- _Work required_: Scan the material that follows. Copy every line containing the word "this".

- _Data for processing_:
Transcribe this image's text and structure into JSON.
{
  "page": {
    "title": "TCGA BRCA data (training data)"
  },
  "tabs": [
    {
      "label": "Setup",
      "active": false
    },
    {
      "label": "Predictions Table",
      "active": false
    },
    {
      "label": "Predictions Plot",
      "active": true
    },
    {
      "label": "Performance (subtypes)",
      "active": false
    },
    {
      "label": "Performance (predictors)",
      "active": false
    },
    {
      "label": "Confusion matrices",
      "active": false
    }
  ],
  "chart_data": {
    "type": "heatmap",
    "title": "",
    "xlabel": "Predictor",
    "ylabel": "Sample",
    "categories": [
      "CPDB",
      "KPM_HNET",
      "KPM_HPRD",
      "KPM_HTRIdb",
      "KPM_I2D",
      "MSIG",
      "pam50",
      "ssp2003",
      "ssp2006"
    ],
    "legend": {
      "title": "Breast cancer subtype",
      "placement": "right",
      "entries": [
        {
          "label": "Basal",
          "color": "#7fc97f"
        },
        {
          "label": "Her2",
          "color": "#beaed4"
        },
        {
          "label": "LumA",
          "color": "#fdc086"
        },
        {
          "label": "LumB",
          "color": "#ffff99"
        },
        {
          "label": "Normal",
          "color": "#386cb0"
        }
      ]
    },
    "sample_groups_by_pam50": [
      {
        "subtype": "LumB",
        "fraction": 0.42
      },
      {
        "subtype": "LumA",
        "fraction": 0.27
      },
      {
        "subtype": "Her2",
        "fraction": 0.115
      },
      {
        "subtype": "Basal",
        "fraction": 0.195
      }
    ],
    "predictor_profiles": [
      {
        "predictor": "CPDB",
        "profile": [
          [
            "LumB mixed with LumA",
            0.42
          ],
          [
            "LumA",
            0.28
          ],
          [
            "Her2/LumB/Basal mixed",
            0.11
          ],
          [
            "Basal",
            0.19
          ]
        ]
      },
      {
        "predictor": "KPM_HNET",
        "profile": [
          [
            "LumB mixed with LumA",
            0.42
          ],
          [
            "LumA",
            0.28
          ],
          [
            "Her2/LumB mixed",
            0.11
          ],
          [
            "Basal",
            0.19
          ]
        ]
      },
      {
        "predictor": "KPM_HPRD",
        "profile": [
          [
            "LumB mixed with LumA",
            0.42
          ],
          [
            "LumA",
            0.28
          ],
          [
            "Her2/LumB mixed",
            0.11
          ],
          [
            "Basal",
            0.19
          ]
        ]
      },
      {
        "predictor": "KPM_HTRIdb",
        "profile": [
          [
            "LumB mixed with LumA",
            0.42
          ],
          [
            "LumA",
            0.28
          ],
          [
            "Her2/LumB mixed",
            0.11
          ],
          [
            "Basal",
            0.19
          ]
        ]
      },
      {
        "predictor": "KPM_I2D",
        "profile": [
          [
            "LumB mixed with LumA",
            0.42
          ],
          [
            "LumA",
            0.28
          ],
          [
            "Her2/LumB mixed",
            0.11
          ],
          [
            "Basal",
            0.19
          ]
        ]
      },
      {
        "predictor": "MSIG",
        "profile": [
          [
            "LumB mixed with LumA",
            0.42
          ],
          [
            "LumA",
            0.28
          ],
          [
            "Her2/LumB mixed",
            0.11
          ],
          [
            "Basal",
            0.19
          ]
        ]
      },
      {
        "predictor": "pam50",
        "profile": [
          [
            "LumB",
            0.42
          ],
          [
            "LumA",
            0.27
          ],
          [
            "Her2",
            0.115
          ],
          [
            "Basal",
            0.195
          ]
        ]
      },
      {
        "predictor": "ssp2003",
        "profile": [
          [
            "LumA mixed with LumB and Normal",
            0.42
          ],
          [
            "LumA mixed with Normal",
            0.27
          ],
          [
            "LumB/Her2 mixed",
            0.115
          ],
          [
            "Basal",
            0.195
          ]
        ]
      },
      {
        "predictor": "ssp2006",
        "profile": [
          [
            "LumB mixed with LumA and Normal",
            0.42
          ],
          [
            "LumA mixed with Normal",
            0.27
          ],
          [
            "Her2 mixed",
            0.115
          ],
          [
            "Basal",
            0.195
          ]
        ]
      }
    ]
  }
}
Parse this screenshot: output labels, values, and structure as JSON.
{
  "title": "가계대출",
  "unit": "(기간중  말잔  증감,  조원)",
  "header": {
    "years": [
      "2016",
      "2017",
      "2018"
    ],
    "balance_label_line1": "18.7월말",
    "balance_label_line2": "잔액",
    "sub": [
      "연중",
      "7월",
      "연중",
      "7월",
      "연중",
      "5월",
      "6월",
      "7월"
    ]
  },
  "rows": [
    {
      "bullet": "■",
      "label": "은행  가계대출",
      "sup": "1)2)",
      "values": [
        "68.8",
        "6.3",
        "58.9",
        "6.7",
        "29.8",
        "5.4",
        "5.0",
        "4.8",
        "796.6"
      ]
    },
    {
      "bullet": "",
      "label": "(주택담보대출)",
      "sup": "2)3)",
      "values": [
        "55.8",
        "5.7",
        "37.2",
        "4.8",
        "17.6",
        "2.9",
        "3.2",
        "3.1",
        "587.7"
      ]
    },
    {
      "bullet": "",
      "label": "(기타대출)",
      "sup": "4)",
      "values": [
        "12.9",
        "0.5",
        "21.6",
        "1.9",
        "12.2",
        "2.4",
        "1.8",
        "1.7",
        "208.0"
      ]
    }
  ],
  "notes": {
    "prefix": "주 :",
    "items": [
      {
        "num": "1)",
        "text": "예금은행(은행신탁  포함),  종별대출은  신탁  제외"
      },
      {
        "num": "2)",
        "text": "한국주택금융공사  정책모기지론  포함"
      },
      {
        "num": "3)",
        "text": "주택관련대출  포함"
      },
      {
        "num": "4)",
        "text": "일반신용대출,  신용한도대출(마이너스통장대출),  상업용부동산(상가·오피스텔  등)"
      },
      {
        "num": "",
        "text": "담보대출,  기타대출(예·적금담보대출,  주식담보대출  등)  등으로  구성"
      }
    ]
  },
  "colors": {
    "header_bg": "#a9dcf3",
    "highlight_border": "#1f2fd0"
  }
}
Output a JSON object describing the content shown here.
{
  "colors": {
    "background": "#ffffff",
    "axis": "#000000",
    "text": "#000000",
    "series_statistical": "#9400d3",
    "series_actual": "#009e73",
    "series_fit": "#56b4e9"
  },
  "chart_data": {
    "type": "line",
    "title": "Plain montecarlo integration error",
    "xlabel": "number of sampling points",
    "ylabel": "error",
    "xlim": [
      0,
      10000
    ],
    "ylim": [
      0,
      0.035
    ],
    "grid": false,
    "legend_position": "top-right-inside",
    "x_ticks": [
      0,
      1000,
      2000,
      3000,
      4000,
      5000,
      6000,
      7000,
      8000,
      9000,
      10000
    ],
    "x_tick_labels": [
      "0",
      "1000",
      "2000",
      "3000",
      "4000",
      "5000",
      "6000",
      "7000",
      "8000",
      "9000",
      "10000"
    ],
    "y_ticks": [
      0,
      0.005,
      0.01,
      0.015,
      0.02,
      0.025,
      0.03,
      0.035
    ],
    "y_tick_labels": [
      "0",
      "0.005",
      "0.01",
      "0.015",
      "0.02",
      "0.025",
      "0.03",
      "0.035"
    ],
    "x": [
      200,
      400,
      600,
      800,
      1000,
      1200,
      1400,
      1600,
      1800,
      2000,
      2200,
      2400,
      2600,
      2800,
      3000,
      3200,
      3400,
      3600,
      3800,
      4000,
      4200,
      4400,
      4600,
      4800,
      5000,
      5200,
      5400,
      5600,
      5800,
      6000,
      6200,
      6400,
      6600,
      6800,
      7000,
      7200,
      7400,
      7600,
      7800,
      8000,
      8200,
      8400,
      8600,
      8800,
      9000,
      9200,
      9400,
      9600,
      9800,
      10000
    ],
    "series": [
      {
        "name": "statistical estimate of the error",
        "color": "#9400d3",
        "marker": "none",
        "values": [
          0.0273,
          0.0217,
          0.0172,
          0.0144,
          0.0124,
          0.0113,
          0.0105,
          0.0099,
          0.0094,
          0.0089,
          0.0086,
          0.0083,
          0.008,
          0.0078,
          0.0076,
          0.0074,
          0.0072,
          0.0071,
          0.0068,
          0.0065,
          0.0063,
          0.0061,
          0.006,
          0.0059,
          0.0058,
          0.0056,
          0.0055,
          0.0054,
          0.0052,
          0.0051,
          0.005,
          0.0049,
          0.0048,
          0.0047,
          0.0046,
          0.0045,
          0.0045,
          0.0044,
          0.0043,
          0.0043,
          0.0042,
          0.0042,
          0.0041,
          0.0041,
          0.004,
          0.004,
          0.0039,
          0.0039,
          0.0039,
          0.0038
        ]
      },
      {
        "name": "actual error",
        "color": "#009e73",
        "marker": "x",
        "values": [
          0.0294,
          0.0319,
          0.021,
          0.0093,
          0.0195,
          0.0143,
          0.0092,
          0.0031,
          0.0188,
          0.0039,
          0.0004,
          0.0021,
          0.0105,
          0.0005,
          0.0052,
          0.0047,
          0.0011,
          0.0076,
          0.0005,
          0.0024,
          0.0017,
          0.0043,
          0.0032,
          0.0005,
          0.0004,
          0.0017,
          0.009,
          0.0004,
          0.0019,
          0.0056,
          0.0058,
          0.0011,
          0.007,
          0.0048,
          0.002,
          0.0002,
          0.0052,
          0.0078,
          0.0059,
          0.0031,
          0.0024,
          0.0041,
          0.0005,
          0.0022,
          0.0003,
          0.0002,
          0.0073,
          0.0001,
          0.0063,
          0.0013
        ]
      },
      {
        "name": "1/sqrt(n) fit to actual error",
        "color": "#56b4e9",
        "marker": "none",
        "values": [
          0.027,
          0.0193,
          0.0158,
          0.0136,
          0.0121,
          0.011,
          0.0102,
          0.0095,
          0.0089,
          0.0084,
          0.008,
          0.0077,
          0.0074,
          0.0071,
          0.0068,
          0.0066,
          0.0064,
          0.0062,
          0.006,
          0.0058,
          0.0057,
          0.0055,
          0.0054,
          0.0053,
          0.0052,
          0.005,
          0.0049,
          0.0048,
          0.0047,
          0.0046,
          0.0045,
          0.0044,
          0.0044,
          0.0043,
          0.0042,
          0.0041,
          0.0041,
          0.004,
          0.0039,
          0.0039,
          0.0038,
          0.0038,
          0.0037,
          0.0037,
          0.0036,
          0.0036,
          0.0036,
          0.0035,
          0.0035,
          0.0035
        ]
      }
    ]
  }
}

- _Response to the task_:
Transcribe this image's text and structure into JSON.
Parse this screenshot: output labels, values, and structure as JSON.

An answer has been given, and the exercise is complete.